> **INSTRUCTIONS FOR THE TASK**:
Copy out the records below line for line, with no changes.

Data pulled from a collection

•••••

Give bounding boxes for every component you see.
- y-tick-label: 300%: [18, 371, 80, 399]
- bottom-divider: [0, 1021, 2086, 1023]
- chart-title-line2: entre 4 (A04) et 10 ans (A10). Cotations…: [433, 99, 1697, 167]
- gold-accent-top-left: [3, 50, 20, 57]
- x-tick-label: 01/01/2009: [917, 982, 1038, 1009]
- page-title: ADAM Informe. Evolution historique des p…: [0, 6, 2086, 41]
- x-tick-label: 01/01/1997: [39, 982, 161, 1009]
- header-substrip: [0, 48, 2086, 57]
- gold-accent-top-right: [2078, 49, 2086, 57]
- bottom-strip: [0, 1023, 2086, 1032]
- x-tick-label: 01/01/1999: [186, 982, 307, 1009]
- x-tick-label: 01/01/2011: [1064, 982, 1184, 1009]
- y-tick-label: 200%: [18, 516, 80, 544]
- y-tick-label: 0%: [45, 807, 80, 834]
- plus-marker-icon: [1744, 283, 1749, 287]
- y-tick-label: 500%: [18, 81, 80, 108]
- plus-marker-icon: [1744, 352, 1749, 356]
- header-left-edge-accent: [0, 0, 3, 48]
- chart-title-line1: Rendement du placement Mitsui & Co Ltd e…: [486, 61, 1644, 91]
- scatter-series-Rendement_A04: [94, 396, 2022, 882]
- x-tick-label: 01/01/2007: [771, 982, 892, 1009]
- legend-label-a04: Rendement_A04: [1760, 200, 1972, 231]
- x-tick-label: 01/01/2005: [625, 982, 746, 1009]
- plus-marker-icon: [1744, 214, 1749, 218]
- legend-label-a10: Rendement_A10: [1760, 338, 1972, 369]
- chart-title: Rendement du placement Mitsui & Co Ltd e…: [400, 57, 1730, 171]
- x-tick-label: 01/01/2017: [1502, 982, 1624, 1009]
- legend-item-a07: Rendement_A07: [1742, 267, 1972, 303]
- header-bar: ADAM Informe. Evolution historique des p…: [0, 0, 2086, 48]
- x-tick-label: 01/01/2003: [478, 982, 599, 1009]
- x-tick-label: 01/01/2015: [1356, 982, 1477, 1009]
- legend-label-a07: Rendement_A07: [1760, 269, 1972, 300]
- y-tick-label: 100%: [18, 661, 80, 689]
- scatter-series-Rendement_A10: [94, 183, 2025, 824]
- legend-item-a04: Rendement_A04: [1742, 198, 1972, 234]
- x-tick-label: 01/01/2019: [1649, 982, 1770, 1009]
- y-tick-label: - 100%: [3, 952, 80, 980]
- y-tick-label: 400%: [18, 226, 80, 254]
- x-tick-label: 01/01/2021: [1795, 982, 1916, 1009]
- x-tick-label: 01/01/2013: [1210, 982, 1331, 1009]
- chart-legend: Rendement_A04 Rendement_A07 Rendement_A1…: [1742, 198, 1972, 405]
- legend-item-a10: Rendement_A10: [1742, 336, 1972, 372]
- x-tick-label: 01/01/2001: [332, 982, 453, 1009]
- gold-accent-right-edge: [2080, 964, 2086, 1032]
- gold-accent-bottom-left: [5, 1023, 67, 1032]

•••••

> **EXPECTED OUTPUT**:
Give bounding boxes for every component you see.
- y-tick-label: 300%: [18, 371, 80, 399]
- bottom-divider: [0, 1021, 2086, 1023]
- chart-title-line2: entre 4 (A04) et 10 ans (A10). Cotations…: [433, 99, 1697, 167]
- gold-accent-top-left: [3, 50, 20, 57]
- x-tick-label: 01/01/2009: [917, 982, 1038, 1009]
- page-title: ADAM Informe. Evolution historique des p…: [0, 6, 2086, 41]
- x-tick-label: 01/01/1997: [39, 982, 161, 1009]
- header-substrip: [0, 48, 2086, 57]
- gold-accent-top-right: [2078, 49, 2086, 57]
- bottom-strip: [0, 1023, 2086, 1032]
- x-tick-label: 01/01/1999: [186, 982, 307, 1009]
- x-tick-label: 01/01/2011: [1064, 982, 1184, 1009]
- y-tick-label: 200%: [18, 516, 80, 544]
- y-tick-label: 0%: [45, 807, 80, 834]
- plus-marker-icon: [1744, 283, 1749, 287]
- y-tick-label: 500%: [18, 81, 80, 108]
- plus-marker-icon: [1744, 352, 1749, 356]
- header-left-edge-accent: [0, 0, 3, 48]
- chart-title-line1: Rendement du placement Mitsui & Co Ltd e…: [486, 61, 1644, 91]
- scatter-series-Rendement_A04: [94, 396, 2022, 882]
- x-tick-label: 01/01/2007: [771, 982, 892, 1009]
- legend-label-a04: Rendement_A04: [1760, 200, 1972, 231]
- x-tick-label: 01/01/2005: [625, 982, 746, 1009]
- plus-marker-icon: [1744, 214, 1749, 218]
- legend-label-a10: Rendement_A10: [1760, 338, 1972, 369]
- chart-title: Rendement du placement Mitsui & Co Ltd e…: [400, 57, 1730, 171]
- x-tick-label: 01/01/2017: [1502, 982, 1624, 1009]
- legend-item-a07: Rendement_A07: [1742, 267, 1972, 303]
- header-bar: ADAM Informe. Evolution historique des p…: [0, 0, 2086, 48]
- x-tick-label: 01/01/2003: [478, 982, 599, 1009]
- x-tick-label: 01/01/2015: [1356, 982, 1477, 1009]
- legend-label-a07: Rendement_A07: [1760, 269, 1972, 300]
- y-tick-label: 100%: [18, 661, 80, 689]
- scatter-series-Rendement_A10: [94, 183, 2025, 824]
- legend-item-a04: Rendement_A04: [1742, 198, 1972, 234]
- x-tick-label: 01/01/2019: [1649, 982, 1770, 1009]
- y-tick-label: - 100%: [3, 952, 80, 980]
- y-tick-label: 400%: [18, 226, 80, 254]
- x-tick-label: 01/01/2021: [1795, 982, 1916, 1009]
- x-tick-label: 01/01/2013: [1210, 982, 1331, 1009]
- chart-legend: Rendement_A04 Rendement_A07 Rendement_A1…: [1742, 198, 1972, 405]
- legend-item-a10: Rendement_A10: [1742, 336, 1972, 372]
- x-tick-label: 01/01/2001: [332, 982, 453, 1009]
- gold-accent-right-edge: [2080, 964, 2086, 1032]
- gold-accent-bottom-left: [5, 1023, 67, 1032]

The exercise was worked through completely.